Copy all of the material word for word, except for the pictures.
-- Start --
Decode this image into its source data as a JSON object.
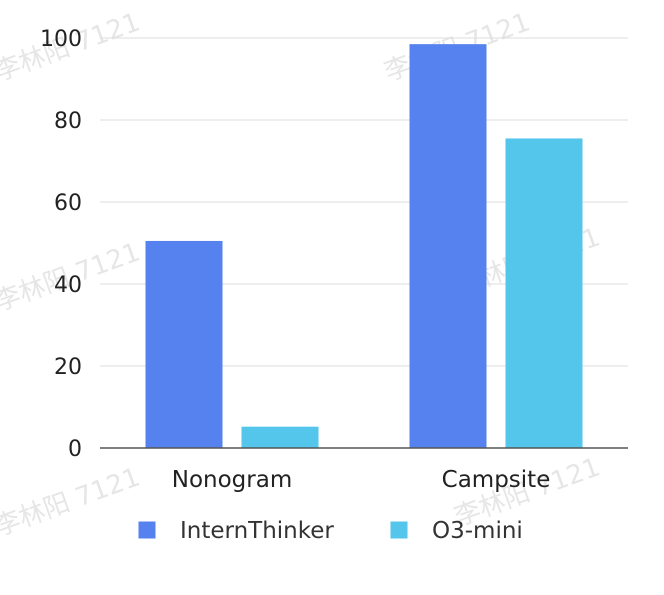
{
  "chart_data": {
    "type": "bar",
    "categories": [
      "Nonogram",
      "Campsite"
    ],
    "series": [
      {
        "name": "InternThinker",
        "values": [
          50.5,
          98.5
        ],
        "color": "#5682ef"
      },
      {
        "name": "O3-mini",
        "values": [
          5.2,
          75.5
        ],
        "color": "#55c6eb"
      }
    ],
    "ylim": [
      0,
      100
    ],
    "yticks": [
      0,
      20,
      40,
      60,
      80,
      100
    ],
    "grid": true,
    "legend_position": "bottom"
  },
  "watermark": {
    "text": "李林阳 7121",
    "color": "#e6e6e6"
  },
  "colors": {
    "gridline": "#dddddd",
    "axis": "#555555",
    "text": "#222222"
  }
}
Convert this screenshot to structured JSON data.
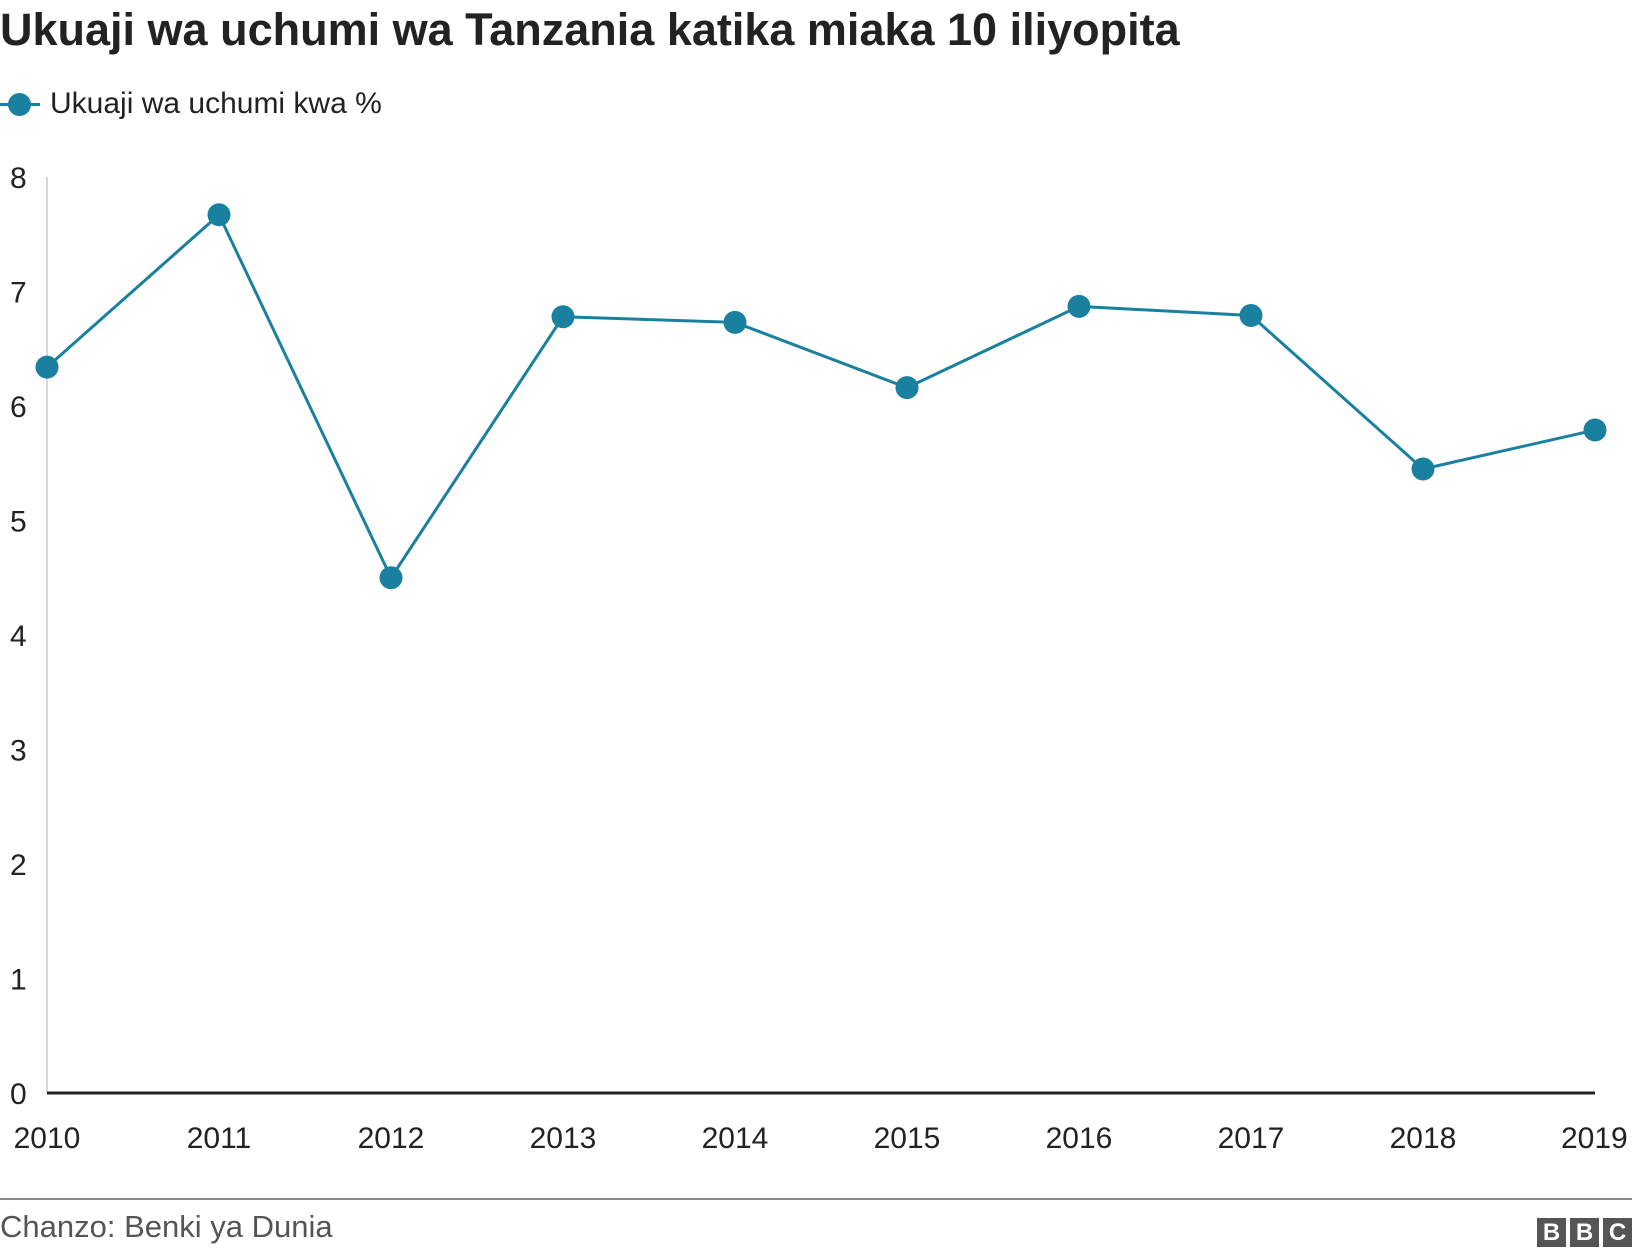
{
  "header": {
    "title": "Ukuaji wa uchumi wa Tanzania katika miaka 10 iliyopita"
  },
  "legend": {
    "label": "Ukuaji wa uchumi kwa %"
  },
  "colors": {
    "series": "#1a80a0",
    "axis": "#222222",
    "gridline": "#cccccc",
    "text": "#222222",
    "muted": "#555555"
  },
  "chart_data": {
    "type": "line",
    "title": "Ukuaji wa uchumi wa Tanzania katika miaka 10 iliyopita",
    "xlabel": "",
    "ylabel": "",
    "x": [
      "2010",
      "2011",
      "2012",
      "2013",
      "2014",
      "2015",
      "2016",
      "2017",
      "2018",
      "2019"
    ],
    "series": [
      {
        "name": "Ukuaji wa uchumi kwa %",
        "values": [
          6.34,
          7.67,
          4.5,
          6.78,
          6.73,
          6.16,
          6.87,
          6.79,
          5.45,
          5.79
        ]
      }
    ],
    "ylim": [
      0,
      8
    ],
    "yticks": [
      "0",
      "1",
      "2",
      "3",
      "4",
      "5",
      "6",
      "7",
      "8"
    ],
    "grid": false,
    "legend_position": "top-left",
    "marker": "circle"
  },
  "footer": {
    "source": "Chanzo: Benki ya Dunia",
    "logo_letters": [
      "B",
      "B",
      "C"
    ]
  }
}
-- End --
**Written response**
Decode this image into its source data as a JSON object.
{
  "chart_data": {
    "type": "bar",
    "categories": [
      "Nonogram",
      "Campsite"
    ],
    "series": [
      {
        "name": "InternThinker",
        "values": [
          50.5,
          98.5
        ],
        "color": "#5682ef"
      },
      {
        "name": "O3-mini",
        "values": [
          5.2,
          75.5
        ],
        "color": "#55c6eb"
      }
    ],
    "ylim": [
      0,
      100
    ],
    "yticks": [
      0,
      20,
      40,
      60,
      80,
      100
    ],
    "grid": true,
    "legend_position": "bottom"
  },
  "watermark": {
    "text": "李林阳 7121",
    "color": "#e6e6e6"
  },
  "colors": {
    "gridline": "#dddddd",
    "axis": "#555555",
    "text": "#222222"
  }
}
Convert this screenshot to structured JSON data.
{
  "header": {
    "title": "Ukuaji wa uchumi wa Tanzania katika miaka 10 iliyopita"
  },
  "legend": {
    "label": "Ukuaji wa uchumi kwa %"
  },
  "colors": {
    "series": "#1a80a0",
    "axis": "#222222",
    "gridline": "#cccccc",
    "text": "#222222",
    "muted": "#555555"
  },
  "chart_data": {
    "type": "line",
    "title": "Ukuaji wa uchumi wa Tanzania katika miaka 10 iliyopita",
    "xlabel": "",
    "ylabel": "",
    "x": [
      "2010",
      "2011",
      "2012",
      "2013",
      "2014",
      "2015",
      "2016",
      "2017",
      "2018",
      "2019"
    ],
    "series": [
      {
        "name": "Ukuaji wa uchumi kwa %",
        "values": [
          6.34,
          7.67,
          4.5,
          6.78,
          6.73,
          6.16,
          6.87,
          6.79,
          5.45,
          5.79
        ]
      }
    ],
    "ylim": [
      0,
      8
    ],
    "yticks": [
      "0",
      "1",
      "2",
      "3",
      "4",
      "5",
      "6",
      "7",
      "8"
    ],
    "grid": false,
    "legend_position": "top-left",
    "marker": "circle"
  },
  "footer": {
    "source": "Chanzo: Benki ya Dunia",
    "logo_letters": [
      "B",
      "B",
      "C"
    ]
  }
}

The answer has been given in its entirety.